══ Data for processing ══
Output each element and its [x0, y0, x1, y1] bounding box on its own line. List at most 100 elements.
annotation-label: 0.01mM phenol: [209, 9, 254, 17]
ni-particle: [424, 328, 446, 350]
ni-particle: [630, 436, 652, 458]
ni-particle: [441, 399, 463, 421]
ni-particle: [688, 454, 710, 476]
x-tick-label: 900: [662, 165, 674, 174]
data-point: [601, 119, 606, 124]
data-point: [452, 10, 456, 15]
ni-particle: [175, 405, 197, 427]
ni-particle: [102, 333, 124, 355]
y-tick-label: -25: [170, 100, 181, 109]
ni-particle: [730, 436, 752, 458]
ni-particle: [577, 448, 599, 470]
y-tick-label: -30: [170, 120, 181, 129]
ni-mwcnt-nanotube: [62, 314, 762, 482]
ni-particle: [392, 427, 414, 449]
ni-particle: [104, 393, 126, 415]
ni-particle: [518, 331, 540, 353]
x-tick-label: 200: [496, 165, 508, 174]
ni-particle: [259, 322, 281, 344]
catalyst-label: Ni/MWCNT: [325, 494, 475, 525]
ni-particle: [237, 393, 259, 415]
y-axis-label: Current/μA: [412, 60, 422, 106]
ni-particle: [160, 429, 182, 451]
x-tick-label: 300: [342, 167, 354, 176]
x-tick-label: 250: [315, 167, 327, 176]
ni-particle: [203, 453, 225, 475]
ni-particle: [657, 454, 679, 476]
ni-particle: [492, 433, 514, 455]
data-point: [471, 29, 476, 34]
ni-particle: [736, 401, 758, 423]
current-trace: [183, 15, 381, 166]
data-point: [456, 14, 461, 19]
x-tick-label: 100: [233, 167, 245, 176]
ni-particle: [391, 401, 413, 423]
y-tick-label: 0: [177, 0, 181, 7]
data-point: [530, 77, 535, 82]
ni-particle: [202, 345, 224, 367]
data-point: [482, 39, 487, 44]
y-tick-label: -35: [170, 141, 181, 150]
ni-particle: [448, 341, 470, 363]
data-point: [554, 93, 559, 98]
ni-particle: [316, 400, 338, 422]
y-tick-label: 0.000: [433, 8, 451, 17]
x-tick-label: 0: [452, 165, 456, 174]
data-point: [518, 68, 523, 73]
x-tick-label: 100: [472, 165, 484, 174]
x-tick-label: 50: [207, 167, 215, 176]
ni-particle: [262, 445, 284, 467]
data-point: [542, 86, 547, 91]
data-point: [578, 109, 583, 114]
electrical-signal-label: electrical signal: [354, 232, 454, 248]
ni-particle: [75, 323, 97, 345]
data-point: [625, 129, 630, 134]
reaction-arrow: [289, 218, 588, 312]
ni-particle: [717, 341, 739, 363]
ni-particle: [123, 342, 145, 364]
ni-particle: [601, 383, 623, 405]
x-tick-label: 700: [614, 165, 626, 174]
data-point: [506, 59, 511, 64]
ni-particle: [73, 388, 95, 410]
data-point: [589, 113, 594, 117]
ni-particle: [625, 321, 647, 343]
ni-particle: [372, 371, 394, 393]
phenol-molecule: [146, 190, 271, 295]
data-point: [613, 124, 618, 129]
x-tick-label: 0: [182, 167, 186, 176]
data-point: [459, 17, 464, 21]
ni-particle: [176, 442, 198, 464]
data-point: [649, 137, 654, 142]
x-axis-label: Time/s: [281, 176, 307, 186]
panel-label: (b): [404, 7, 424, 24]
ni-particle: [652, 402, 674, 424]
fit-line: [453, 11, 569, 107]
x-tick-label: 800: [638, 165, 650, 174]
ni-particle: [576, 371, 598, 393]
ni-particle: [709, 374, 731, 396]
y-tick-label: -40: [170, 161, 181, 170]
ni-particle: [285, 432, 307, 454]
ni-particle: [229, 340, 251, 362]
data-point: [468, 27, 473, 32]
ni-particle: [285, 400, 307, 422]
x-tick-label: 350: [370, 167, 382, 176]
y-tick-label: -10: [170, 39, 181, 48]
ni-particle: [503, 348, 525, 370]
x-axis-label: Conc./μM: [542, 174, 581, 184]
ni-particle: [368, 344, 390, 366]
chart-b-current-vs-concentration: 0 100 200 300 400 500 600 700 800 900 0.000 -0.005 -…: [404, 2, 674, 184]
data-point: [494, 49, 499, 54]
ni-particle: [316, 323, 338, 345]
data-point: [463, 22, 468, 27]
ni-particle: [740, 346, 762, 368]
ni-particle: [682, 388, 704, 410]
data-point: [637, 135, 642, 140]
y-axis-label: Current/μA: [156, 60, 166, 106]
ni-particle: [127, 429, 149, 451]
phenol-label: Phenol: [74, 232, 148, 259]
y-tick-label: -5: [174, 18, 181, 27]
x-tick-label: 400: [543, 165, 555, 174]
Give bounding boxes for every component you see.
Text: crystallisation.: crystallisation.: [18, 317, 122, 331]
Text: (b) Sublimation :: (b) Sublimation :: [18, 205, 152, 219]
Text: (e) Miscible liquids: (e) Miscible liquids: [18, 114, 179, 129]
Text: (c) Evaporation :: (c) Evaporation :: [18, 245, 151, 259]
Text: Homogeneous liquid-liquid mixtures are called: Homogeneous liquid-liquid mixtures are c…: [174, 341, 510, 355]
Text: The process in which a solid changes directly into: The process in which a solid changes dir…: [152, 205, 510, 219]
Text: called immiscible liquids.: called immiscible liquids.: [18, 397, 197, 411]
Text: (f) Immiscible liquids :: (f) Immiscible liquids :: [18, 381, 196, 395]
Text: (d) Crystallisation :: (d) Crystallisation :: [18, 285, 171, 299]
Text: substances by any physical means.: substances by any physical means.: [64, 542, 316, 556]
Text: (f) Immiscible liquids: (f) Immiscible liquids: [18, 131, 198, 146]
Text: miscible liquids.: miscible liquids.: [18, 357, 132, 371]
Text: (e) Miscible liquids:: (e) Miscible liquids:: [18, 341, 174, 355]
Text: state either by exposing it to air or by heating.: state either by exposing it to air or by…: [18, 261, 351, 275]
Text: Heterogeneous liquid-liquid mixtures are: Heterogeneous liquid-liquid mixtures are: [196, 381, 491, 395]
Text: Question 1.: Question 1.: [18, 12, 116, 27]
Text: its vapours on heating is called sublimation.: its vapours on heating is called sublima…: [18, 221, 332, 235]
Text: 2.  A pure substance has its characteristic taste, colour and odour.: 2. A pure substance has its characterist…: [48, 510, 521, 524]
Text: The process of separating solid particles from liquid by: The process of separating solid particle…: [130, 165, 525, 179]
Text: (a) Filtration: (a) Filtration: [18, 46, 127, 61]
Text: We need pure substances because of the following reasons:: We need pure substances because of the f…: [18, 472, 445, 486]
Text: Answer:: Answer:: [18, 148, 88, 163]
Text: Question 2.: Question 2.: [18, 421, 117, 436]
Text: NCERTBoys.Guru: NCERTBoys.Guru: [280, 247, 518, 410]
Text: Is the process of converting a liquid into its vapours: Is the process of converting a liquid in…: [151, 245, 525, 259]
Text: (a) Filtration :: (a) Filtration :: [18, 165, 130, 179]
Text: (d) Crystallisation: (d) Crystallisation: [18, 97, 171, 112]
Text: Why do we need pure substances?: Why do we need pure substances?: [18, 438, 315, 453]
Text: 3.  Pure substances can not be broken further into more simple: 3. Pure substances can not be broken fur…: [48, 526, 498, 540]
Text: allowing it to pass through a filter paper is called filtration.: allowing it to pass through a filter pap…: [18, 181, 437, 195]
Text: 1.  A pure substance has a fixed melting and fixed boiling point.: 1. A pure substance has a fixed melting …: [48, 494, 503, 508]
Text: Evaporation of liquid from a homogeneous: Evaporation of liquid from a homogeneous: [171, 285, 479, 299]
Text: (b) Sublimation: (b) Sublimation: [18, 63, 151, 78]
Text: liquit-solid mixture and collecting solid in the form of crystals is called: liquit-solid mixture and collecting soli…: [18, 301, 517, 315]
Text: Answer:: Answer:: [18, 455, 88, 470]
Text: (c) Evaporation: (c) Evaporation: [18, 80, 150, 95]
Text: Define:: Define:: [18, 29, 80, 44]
═══
*What is asked:* Change "catalyst-label" to "material-label" in the records, from the first line up to and including the line with "ni-particle: [492, 433, 514, 455]", and give only those lines again with nothing else altered.

*Task output:*
Output each element and its [x0, y0, x1, y1] bounding box on its own line. List at most 100 elements.
annotation-label: 0.01mM phenol: [209, 9, 254, 17]
ni-particle: [424, 328, 446, 350]
ni-particle: [630, 436, 652, 458]
ni-particle: [441, 399, 463, 421]
ni-particle: [688, 454, 710, 476]
x-tick-label: 900: [662, 165, 674, 174]
data-point: [601, 119, 606, 124]
data-point: [452, 10, 456, 15]
ni-particle: [175, 405, 197, 427]
ni-particle: [102, 333, 124, 355]
y-tick-label: -25: [170, 100, 181, 109]
ni-particle: [730, 436, 752, 458]
ni-particle: [577, 448, 599, 470]
y-tick-label: -30: [170, 120, 181, 129]
ni-mwcnt-nanotube: [62, 314, 762, 482]
ni-particle: [392, 427, 414, 449]
ni-particle: [104, 393, 126, 415]
ni-particle: [518, 331, 540, 353]
x-tick-label: 200: [496, 165, 508, 174]
ni-particle: [259, 322, 281, 344]
material-label: Ni/MWCNT: [325, 494, 475, 525]
ni-particle: [237, 393, 259, 415]
y-axis-label: Current/μA: [412, 60, 422, 106]
ni-particle: [160, 429, 182, 451]
x-tick-label: 300: [342, 167, 354, 176]
x-tick-label: 250: [315, 167, 327, 176]
ni-particle: [203, 453, 225, 475]
ni-particle: [657, 454, 679, 476]
ni-particle: [492, 433, 514, 455]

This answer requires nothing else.